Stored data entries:
## Start

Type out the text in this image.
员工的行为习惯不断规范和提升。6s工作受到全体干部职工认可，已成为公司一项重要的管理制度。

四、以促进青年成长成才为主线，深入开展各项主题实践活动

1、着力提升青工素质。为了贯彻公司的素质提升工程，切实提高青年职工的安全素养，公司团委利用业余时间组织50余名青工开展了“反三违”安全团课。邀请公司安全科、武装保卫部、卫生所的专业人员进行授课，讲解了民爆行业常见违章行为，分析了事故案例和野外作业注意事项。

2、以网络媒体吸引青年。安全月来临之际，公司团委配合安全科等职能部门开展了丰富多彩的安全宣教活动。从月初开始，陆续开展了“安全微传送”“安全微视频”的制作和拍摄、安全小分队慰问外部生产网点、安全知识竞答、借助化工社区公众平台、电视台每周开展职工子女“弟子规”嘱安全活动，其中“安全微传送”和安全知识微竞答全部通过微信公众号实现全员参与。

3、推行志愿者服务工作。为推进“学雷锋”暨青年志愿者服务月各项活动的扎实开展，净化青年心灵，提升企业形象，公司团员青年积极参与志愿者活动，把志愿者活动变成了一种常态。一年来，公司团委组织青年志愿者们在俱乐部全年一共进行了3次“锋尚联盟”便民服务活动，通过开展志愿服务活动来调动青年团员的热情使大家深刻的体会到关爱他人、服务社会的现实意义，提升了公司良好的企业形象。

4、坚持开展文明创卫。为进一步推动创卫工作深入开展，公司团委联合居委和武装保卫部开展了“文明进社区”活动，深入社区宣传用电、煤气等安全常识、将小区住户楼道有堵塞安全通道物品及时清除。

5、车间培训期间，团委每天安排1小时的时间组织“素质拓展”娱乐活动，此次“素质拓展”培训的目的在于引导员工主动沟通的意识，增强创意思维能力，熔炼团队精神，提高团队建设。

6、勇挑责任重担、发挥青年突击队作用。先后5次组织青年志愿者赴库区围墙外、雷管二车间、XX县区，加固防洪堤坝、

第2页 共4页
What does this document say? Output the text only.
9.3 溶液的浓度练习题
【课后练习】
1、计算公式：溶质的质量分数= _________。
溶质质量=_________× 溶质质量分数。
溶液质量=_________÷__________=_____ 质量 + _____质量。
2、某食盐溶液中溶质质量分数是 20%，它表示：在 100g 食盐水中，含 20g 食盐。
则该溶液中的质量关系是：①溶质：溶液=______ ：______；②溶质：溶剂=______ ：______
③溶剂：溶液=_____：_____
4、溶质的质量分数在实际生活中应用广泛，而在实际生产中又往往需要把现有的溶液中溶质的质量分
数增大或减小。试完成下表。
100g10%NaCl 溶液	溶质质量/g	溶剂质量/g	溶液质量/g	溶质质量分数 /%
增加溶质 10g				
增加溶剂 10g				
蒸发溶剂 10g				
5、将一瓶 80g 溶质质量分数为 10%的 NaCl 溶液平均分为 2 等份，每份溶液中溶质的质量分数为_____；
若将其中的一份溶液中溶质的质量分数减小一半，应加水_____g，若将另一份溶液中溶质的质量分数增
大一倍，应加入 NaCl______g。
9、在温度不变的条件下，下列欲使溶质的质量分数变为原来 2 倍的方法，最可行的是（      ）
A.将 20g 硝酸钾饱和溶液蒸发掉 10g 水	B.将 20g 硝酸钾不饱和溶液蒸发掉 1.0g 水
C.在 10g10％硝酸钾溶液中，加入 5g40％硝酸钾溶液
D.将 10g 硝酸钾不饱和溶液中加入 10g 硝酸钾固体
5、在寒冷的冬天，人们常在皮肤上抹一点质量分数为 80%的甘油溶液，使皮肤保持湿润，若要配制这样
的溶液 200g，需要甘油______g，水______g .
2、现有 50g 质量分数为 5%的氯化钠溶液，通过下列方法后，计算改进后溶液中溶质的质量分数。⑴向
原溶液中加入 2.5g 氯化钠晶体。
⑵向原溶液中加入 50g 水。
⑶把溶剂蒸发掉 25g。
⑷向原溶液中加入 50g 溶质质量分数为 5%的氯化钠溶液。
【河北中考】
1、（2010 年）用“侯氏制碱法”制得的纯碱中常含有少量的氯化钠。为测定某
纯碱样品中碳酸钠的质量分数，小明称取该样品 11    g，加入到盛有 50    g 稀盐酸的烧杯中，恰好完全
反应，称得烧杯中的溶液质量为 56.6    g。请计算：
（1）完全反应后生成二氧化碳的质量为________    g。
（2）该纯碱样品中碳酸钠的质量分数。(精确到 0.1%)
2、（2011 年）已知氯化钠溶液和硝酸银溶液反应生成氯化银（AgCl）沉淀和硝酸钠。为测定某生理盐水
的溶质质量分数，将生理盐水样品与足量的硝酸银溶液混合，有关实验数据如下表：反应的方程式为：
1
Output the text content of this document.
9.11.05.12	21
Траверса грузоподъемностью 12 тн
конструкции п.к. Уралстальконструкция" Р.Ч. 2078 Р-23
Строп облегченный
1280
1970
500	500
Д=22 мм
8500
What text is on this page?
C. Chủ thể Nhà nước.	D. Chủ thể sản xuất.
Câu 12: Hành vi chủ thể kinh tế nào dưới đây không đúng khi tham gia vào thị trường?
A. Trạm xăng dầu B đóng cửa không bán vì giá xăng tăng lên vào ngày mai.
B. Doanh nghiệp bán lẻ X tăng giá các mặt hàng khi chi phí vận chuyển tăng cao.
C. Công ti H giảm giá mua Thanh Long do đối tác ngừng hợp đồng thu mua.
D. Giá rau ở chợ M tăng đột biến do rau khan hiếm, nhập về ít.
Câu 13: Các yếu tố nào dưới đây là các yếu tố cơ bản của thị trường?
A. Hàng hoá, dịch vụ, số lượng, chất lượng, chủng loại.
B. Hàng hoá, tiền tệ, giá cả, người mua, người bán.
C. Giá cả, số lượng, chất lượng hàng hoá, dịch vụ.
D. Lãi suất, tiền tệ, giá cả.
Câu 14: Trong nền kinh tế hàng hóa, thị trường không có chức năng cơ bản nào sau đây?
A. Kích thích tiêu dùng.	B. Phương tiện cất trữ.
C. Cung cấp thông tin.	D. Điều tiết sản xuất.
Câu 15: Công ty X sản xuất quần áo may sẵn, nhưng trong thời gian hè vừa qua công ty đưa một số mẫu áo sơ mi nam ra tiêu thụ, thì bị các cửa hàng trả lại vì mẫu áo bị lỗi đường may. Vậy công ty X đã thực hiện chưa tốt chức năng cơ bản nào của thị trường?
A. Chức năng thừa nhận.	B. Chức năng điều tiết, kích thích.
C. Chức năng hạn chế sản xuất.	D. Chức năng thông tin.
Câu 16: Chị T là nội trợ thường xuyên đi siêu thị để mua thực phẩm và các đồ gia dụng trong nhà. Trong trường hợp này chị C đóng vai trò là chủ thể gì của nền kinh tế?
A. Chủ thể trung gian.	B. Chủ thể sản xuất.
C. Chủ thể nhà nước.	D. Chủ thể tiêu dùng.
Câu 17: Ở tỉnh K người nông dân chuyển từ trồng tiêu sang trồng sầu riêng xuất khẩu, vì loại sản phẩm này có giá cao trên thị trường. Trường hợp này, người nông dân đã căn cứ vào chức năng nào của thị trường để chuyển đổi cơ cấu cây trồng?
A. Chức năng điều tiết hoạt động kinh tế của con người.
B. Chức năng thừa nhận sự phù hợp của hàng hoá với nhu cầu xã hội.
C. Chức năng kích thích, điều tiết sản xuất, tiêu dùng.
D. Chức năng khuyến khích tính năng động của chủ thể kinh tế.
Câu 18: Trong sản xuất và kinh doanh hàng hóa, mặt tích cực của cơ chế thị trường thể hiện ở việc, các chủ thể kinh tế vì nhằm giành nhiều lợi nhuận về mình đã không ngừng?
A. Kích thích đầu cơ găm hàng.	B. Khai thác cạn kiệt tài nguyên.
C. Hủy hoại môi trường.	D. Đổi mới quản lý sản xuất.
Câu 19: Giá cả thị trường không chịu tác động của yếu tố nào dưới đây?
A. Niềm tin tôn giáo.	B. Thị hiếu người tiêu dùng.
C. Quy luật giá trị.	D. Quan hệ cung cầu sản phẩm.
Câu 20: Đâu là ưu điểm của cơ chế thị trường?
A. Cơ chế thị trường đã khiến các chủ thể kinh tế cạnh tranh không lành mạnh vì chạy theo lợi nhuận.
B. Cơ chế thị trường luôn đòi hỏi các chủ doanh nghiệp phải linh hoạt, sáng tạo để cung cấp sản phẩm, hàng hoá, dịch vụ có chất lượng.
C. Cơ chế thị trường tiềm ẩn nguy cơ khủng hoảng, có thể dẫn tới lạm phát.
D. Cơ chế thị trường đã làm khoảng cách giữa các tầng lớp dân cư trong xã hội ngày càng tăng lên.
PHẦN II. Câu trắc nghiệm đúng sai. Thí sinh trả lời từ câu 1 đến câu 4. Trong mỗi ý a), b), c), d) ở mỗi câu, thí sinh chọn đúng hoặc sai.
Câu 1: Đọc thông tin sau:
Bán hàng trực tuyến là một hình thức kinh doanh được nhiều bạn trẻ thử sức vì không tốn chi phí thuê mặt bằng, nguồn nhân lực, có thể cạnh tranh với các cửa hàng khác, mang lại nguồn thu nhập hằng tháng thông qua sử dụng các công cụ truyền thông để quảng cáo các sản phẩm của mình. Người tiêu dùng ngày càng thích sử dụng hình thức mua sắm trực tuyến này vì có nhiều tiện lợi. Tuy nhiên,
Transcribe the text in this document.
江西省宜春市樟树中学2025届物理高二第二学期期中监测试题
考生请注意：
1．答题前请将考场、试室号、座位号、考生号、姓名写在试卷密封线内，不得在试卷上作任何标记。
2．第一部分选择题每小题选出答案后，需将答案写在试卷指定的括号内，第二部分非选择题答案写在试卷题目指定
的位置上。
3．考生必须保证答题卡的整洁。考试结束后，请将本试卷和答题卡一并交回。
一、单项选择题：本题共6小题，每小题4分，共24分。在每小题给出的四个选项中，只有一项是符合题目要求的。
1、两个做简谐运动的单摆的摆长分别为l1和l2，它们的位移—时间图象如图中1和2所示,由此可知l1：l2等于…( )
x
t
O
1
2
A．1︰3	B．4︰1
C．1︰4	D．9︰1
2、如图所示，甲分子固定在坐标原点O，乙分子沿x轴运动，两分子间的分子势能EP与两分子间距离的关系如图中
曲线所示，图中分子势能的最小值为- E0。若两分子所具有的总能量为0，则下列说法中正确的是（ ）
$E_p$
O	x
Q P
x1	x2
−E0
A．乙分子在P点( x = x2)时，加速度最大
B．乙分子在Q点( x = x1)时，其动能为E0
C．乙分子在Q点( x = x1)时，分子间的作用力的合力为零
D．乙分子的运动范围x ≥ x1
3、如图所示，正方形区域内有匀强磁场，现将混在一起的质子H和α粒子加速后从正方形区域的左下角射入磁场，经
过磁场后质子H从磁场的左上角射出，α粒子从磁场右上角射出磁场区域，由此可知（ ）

## End

**Stated problem**
Examine the data above and state how many of its lines contain the word "nhuận", with no further remarks.

**Correct result**
2